Exercise brief:
Pick out the lines containing "summary".
-------- Record set --------
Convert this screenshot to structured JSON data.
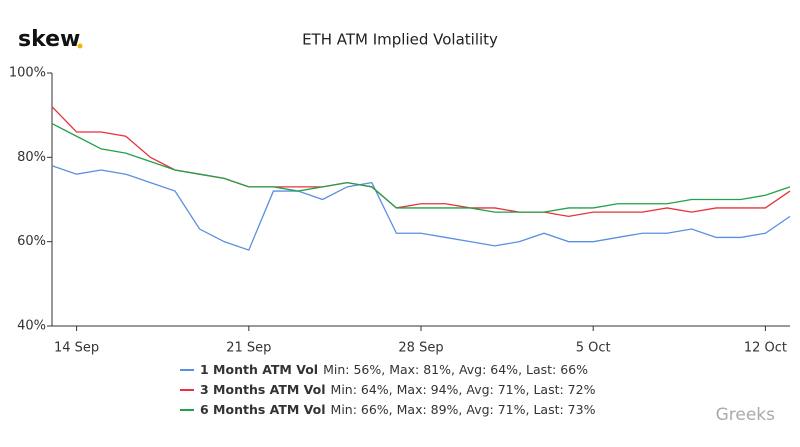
{
  "brand": "skew",
  "watermark": "Greeks",
  "chart_data": {
    "type": "line",
    "title": "ETH ATM Implied Volatility",
    "categories": [
      null,
      "14 Sep",
      null,
      null,
      null,
      null,
      null,
      null,
      "21 Sep",
      null,
      null,
      null,
      null,
      null,
      null,
      "28 Sep",
      null,
      null,
      null,
      null,
      null,
      null,
      "5 Oct",
      null,
      null,
      null,
      null,
      null,
      null,
      "12 Oct",
      null
    ],
    "ylim": [
      40,
      100
    ],
    "yticks": [
      {
        "value": 40,
        "label": "40%"
      },
      {
        "value": 60,
        "label": "60%"
      },
      {
        "value": 80,
        "label": "80%"
      },
      {
        "value": 100,
        "label": "100%"
      }
    ],
    "grid": false,
    "series": [
      {
        "name": "1 Month ATM Vol",
        "summary": "Min: 56%, Max: 81%, Avg: 64%, Last: 66%",
        "color": "#5b8fe0",
        "values": [
          78,
          76,
          77,
          76,
          74,
          72,
          63,
          60,
          58,
          72,
          72,
          70,
          73,
          74,
          62,
          62,
          61,
          60,
          59,
          60,
          62,
          60,
          60,
          61,
          62,
          62,
          63,
          61,
          61,
          62,
          66
        ]
      },
      {
        "name": "3 Months ATM Vol",
        "summary": "Min: 64%, Max: 94%, Avg: 71%, Last: 72%",
        "color": "#e8323c",
        "values": [
          92,
          86,
          86,
          85,
          80,
          77,
          76,
          75,
          73,
          73,
          73,
          73,
          74,
          73,
          68,
          69,
          69,
          68,
          68,
          67,
          67,
          66,
          67,
          67,
          67,
          68,
          67,
          68,
          68,
          68,
          72
        ]
      },
      {
        "name": "6 Months ATM Vol",
        "summary": "Min: 66%, Max: 89%, Avg: 71%, Last: 73%",
        "color": "#22a04b",
        "values": [
          88,
          85,
          82,
          81,
          79,
          77,
          76,
          75,
          73,
          73,
          72,
          73,
          74,
          73,
          68,
          68,
          68,
          68,
          67,
          67,
          67,
          68,
          68,
          69,
          69,
          69,
          70,
          70,
          70,
          71,
          73
        ]
      }
    ]
  }
}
--------
Answer below:
        "summary": "Min: 56%, Max: 81%, Avg: 64%, Last: 66%",
        "summary": "Min: 64%, Max: 94%, Avg: 71%, Last: 72%",
        "summary": "Min: 66%, Max: 89%, Avg: 71%, Last: 73%",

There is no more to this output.